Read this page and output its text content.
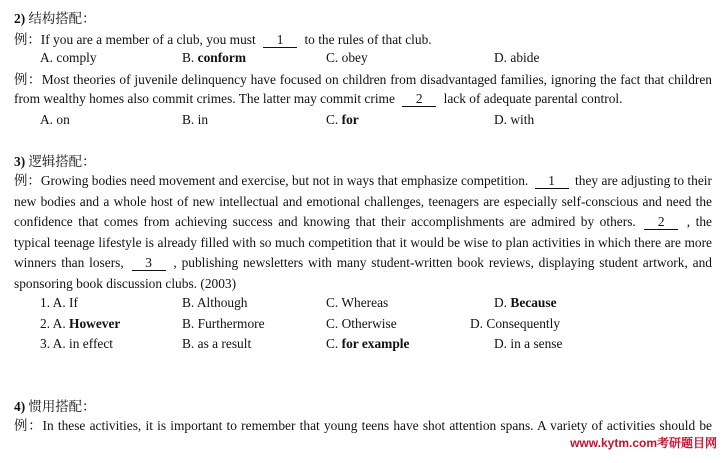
2) 结构搭配：
例：If you are a member of a club, you must 1 to the rules of that club.
A. comply	B. conform	C. obey	D. abide
例：Most theories of juvenile delinquency have focused on children from disadvantaged families, ignoring the fact that children
from wealthy homes also commit crimes. The latter may commit crime 2 lack of adequate parental control.
A. on	B. in	C. for	D. with
3) 逻辑搭配：
例：Growing bodies need movement and exercise, but not in ways that emphasize competition. 1 they are adjusting to their new bodies and a whole host of new intellectual and emotional challenges, teenagers are especially self-conscious and need the confidence that comes from achieving success and knowing that their accomplishments are admired by others. 2 , the typical teenage lifestyle is already filled with so much competition that it would be wise to plan activities in which there are more winners than losers, 3 , publishing newsletters with many student-written book reviews, displaying student artwork, and sponsoring book discussion clubs. (2003)
1. A. If	B. Although	C. Whereas	D. Because
2. A. However	B. Furthermore	C. Otherwise	D. Consequently
3. A. in effect	B. as a result	C. for example	D. in a sense
4) 惯用搭配：
例：In these activities, it is important to remember that young teens have shot attention spans. A variety of activities should be
www.kytm.com考研题目网
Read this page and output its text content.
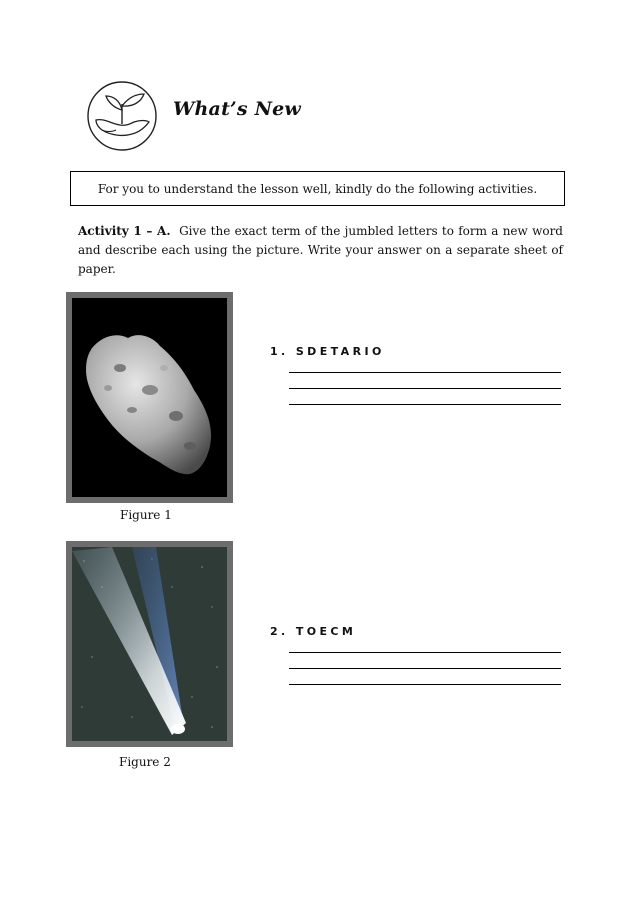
What’s New
For you to understand the lesson well, kindly do the following activities.
Activity 1 – A. Give the exact term of the jumbled letters to form a new word and describe each using the picture. Write your answer on a separate sheet of paper.
Figure 1
Figure 2
1. SDETARIO
2. TOECM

-=-=-=-=-

▸ **THE EXERCISE**
Quote the preceding listing precisely and completely, omitting its images.

▸ **TASK OUTPUT**
Read this page and output its text content.
2) 结构搭配：
例：If you are a member of a club, you must 1 to the rules of that club.
A. comply	B. conform	C. obey	D. abide
例：Most theories of juvenile delinquency have focused on children from disadvantaged families, ignoring the fact that children
from wealthy homes also commit crimes. The latter may commit crime 2 lack of adequate parental control.
A. on	B. in	C. for	D. with
3) 逻辑搭配：
例：Growing bodies need movement and exercise, but not in ways that emphasize competition. 1 they are adjusting to their new bodies and a whole host of new intellectual and emotional challenges, teenagers are especially self-conscious and need the confidence that comes from achieving success and knowing that their accomplishments are admired by others. 2 , the typical teenage lifestyle is already filled with so much competition that it would be wise to plan activities in which there are more winners than losers, 3 , publishing newsletters with many student-written book reviews, displaying student artwork, and sponsoring book discussion clubs. (2003)
1. A. If	B. Although	C. Whereas	D. Because
2. A. However	B. Furthermore	C. Otherwise	D. Consequently
3. A. in effect	B. as a result	C. for example	D. in a sense
4) 惯用搭配：
例：In these activities, it is important to remember that young teens have shot attention spans. A variety of activities should be
www.kytm.com考研题目网
Read this page and output its text content.
What’s New
For you to understand the lesson well, kindly do the following activities.
Activity 1 – A. Give the exact term of the jumbled letters to form a new word and describe each using the picture. Write your answer on a separate sheet of paper.
Figure 1
Figure 2
1. SDETARIO
2. TOECM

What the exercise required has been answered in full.